The problem:
Identify the lines holding "order" and copy them.

Recorded data:
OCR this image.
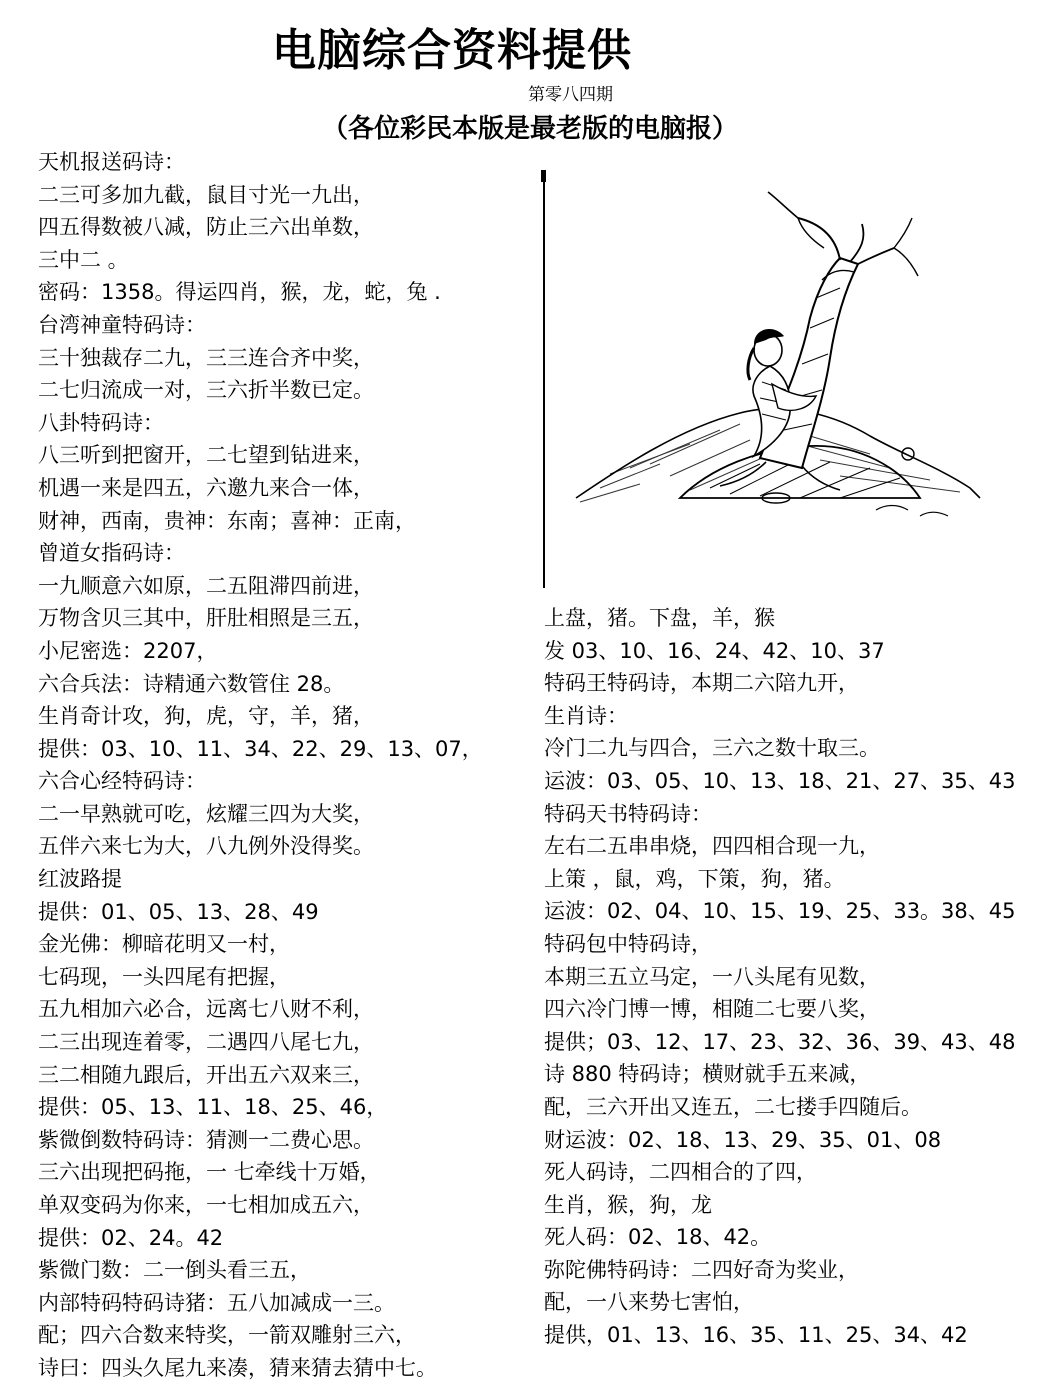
电脑综合资料提供
第零八四期
（各位彩民本版是最老版的电脑报）
天机报送码诗：
二三可多加九截，鼠目寸光一九出，
四五得数被八减，防止三六出单数，
三中二 。
密码：1358。得运四肖，猴，龙，蛇，兔 .
台湾神童特码诗：
三十独裁存二九，三三连合齐中奖，
二七归流成一对，三六折半数已定。
八卦特码诗：
八三听到把窗开，二七望到钻进来，
机遇一来是四五，六邀九来合一体，
财神，西南，贵神：东南；喜神：正南，
曾道女指码诗：
一九顺意六如原，二五阻滞四前进，
万物含贝三其中，肝肚相照是三五，
小尼密选：2207，
六合兵法：诗精通六数管住 28。
生肖奇计攻，狗，虎，守，羊，猪，
提供：03、10、11、34、22、29、13、07，
六合心经特码诗：
二一早熟就可吃，炫耀三四为大奖，
五伴六来七为大，八九例外没得奖。
红波路提
提供：01、05、13、28、49
金光佛：柳暗花明又一村，
七码现，一头四尾有把握，
五九相加六必合，远离七八财不利，
二三出现连着零，二遇四八尾七九，
三二相随九跟后，开出五六双来三，
提供：05、13、11、18、25、46，
紫微倒数特码诗：猜测一二费心思。
三六出现把码拖，一 七牵线十万婚，
单双变码为你来，一七相加成五六，
提供：02、24。42
紫微门数：二一倒头看三五，
内部特码特码诗猪：五八加减成一三。
配；四六合数来特奖，一箭双雕射三六，
诗曰：四头久尾九来凑，猜来猜去猜中七。
上盘，猪。下盘，羊，猴
发 03、10、16、24、42、10、37
特码王特码诗，本期二六陪九开，
生肖诗：
冷门二九与四合，三六之数十取三。
运波：03、05、10、13、18、21、27、35、43
特码天书特码诗：
左右二五串串烧，四四相合现一九，
上策 ，鼠，鸡，下策，狗，猪。
运波：02、04、10、15、19、25、33。38、45
特码包中特码诗，
本期三五立马定，一八头尾有见数，
四六冷门博一博，相随二七要八奖，
提供；03、12、17、23、32、36、39、43、48
诗 880 特码诗；横财就手五来减，
配，三六开出又连五，二七搂手四随后。
财运波：02、18、13、29、35、01、08
死人码诗，二四相合的了四，
生肖，猴，狗，龙
死人码：02、18、42。
弥陀佛特码诗：二四好奇为奖业，
配，一八来势七害怕，
提供，01、13、16、35、11、25、34、42
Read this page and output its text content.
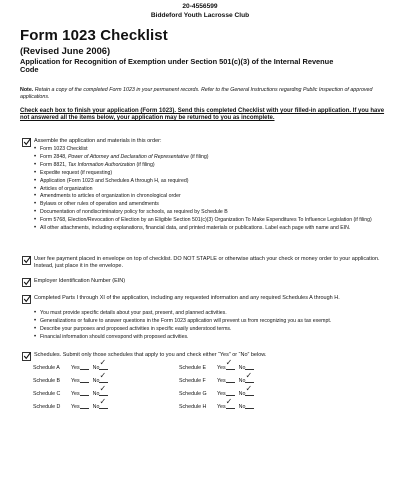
20-4556599
Biddeford Youth Lacrosse Club
Form 1023 Checklist
(Revised June 2006)
Application for Recognition of Exemption under Section 501(c)(3) of the Internal Revenue Code
Note. Retain a copy of the completed Form 1023 in your permanent records. Refer to the General Instructions regarding Public Inspection of approved applications.
Check each box to finish your application (Form 1023). Send this completed Checklist with your filled-in application. If you have not answered all the items below, your application may be returned to you as incomplete.
Assemble the application and materials in this order:
• Form 1023 Checklist
• Form 2848, Power of Attorney and Declaration of Representative (if filing)
• Form 8821, Tax Information Authorization (if filing)
• Expedite request (if requesting)
• Application (Form 1023 and Schedules A through H, as required)
• Articles of organization
• Amendments to articles of organization in chronological order
• Bylaws or other rules of operation and amendments
• Documentation of nondiscriminatory policy for schools, as required by Schedule B
• Form 5768, Election/Revocation of Election by an Eligible Section 501(c)(3) Organization To Make Expenditures To Influence Legislation (if filing)
• All other attachments, including explanations, financial data, and printed materials or publications. Label each page with name and EIN.
User fee payment placed in envelope on top of checklist. DO NOT STAPLE or otherwise attach your check or money order to your application. Instead, just place it in the envelope.
Employer Identification Number (EIN)
Completed Parts I through XI of the application, including any requested information and any required Schedules A through H.
• You must provide specific details about your past, present, and planned activities.
• Generalizations or failure to answer questions in the Form 1023 application will prevent us from recognizing you as tax exempt.
• Describe your purposes and proposed activities in specific easily understood terms.
• Financial information should correspond with proposed activities.
Schedules. Submit only those schedules that apply to you and check either “Yes” or “No” below.
Schedule A Yes No
✓
Schedule B Yes No
✓
Schedule C Yes No
✓
Schedule D Yes No
✓
Schedule E Yes
✓
No
Schedule F Yes No
✓
Schedule G Yes No
✓
Schedule H Yes
✓
No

Written reply:
Assemble the application and materials in this order:
• Amendments to articles of organization in chronological order
User fee payment placed in envelope on top of checklist. DO NOT STAPLE or otherwise attach your check or money order to your application. Instead, just place it in the envelope.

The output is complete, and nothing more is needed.